• _Set problem_:
Reproduce every line of the material below word for word, with no changes.
___
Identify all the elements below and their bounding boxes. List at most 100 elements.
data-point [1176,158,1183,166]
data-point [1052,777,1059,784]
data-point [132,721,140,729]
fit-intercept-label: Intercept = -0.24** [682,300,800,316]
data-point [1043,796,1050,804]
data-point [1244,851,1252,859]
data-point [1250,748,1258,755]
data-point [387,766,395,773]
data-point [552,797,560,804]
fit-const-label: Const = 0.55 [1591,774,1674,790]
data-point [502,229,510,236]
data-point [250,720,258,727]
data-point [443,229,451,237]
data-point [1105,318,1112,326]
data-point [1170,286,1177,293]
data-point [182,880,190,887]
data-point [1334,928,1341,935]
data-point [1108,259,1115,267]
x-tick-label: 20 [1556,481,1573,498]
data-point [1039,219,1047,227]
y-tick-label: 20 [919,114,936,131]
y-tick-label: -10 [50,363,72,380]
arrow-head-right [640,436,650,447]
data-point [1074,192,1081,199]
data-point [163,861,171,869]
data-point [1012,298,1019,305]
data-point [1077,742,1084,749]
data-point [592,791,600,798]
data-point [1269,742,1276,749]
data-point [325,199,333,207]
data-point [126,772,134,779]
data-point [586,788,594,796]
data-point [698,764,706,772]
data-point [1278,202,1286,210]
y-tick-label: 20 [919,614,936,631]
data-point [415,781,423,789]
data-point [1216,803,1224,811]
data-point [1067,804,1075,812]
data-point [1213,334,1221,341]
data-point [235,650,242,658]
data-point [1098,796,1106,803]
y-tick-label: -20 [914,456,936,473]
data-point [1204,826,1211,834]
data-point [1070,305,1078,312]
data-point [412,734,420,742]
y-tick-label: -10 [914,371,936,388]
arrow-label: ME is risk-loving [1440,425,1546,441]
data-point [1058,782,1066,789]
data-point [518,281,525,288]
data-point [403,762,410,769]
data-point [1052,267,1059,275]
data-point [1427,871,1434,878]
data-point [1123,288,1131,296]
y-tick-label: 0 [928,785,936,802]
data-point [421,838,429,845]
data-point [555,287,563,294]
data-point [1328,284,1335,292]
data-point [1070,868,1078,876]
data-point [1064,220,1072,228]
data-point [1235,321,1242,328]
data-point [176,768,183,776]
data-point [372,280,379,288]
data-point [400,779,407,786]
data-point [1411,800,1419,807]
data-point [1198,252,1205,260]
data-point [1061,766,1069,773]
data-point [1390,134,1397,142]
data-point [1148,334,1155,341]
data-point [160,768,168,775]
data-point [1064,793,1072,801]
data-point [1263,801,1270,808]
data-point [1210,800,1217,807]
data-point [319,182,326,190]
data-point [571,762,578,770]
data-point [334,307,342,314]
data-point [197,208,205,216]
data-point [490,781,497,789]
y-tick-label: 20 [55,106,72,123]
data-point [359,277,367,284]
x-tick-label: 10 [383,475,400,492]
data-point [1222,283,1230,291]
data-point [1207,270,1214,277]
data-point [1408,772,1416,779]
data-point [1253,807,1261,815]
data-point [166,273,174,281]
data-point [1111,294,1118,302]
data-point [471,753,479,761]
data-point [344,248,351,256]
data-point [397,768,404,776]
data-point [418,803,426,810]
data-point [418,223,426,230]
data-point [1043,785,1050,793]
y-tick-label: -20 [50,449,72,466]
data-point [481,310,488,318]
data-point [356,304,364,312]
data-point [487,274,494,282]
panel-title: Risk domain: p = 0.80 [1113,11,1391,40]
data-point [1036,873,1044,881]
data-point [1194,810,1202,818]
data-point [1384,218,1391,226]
___
• _Exercise result_:
Identify all the elements below and their bounding boxes. List at most 100 elements.
data-point [1176,158,1183,166]
data-point [1052,777,1059,784]
data-point [132,721,140,729]
fit-intercept-label: Intercept = -0.24** [682,300,800,316]
data-point [1043,796,1050,804]
data-point [1244,851,1252,859]
data-point [1250,748,1258,755]
data-point [387,766,395,773]
data-point [552,797,560,804]
fit-const-label: Const = 0.55 [1591,774,1674,790]
data-point [502,229,510,236]
data-point [250,720,258,727]
data-point [443,229,451,237]
data-point [1105,318,1112,326]
data-point [1170,286,1177,293]
data-point [182,880,190,887]
data-point [1334,928,1341,935]
data-point [1108,259,1115,267]
x-tick-label: 20 [1556,481,1573,498]
data-point [1039,219,1047,227]
y-tick-label: 20 [919,114,936,131]
y-tick-label: -10 [50,363,72,380]
arrow-head-right [640,436,650,447]
data-point [1074,192,1081,199]
data-point [163,861,171,869]
data-point [1012,298,1019,305]
data-point [1077,742,1084,749]
data-point [592,791,600,798]
data-point [1269,742,1276,749]
data-point [325,199,333,207]
data-point [126,772,134,779]
data-point [586,788,594,796]
data-point [698,764,706,772]
data-point [1278,202,1286,210]
y-tick-label: 20 [919,614,936,631]
data-point [415,781,423,789]
data-point [1216,803,1224,811]
data-point [1067,804,1075,812]
data-point [1213,334,1221,341]
data-point [235,650,242,658]
data-point [1098,796,1106,803]
y-tick-label: -20 [914,456,936,473]
data-point [1204,826,1211,834]
data-point [1070,305,1078,312]
data-point [412,734,420,742]
y-tick-label: -10 [914,371,936,388]
arrow-label: ME is risk-loving [1440,425,1546,441]
data-point [1058,782,1066,789]
data-point [518,281,525,288]
data-point [403,762,410,769]
data-point [1052,267,1059,275]
data-point [1427,871,1434,878]
data-point [1123,288,1131,296]
y-tick-label: 0 [928,785,936,802]
data-point [421,838,429,845]
data-point [555,287,563,294]
data-point [1328,284,1335,292]
data-point [1070,868,1078,876]
data-point [1064,220,1072,228]
data-point [1235,321,1242,328]
data-point [176,768,183,776]
data-point [372,280,379,288]
data-point [400,779,407,786]
data-point [1411,800,1419,807]
data-point [1198,252,1205,260]
data-point [1061,766,1069,773]
data-point [1390,134,1397,142]
data-point [1148,334,1155,341]
data-point [160,768,168,775]
data-point [1064,793,1072,801]
data-point [1263,801,1270,808]
data-point [1210,800,1217,807]
data-point [319,182,326,190]
data-point [571,762,578,770]
data-point [334,307,342,314]
data-point [197,208,205,216]
data-point [490,781,497,789]
y-tick-label: 20 [55,106,72,123]
data-point [359,277,367,284]
x-tick-label: 10 [383,475,400,492]
data-point [1222,283,1230,291]
data-point [1207,270,1214,277]
data-point [1408,772,1416,779]
data-point [1253,807,1261,815]
data-point [166,273,174,281]
data-point [1111,294,1118,302]
data-point [471,753,479,761]
data-point [344,248,351,256]
data-point [397,768,404,776]
data-point [418,803,426,810]
data-point [418,223,426,230]
data-point [1043,785,1050,793]
y-tick-label: -20 [50,449,72,466]
data-point [481,310,488,318]
data-point [356,304,364,312]
data-point [487,274,494,282]
panel-title: Risk domain: p = 0.80 [1113,11,1391,40]
data-point [1036,873,1044,881]
data-point [1194,810,1202,818]
data-point [1384,218,1391,226]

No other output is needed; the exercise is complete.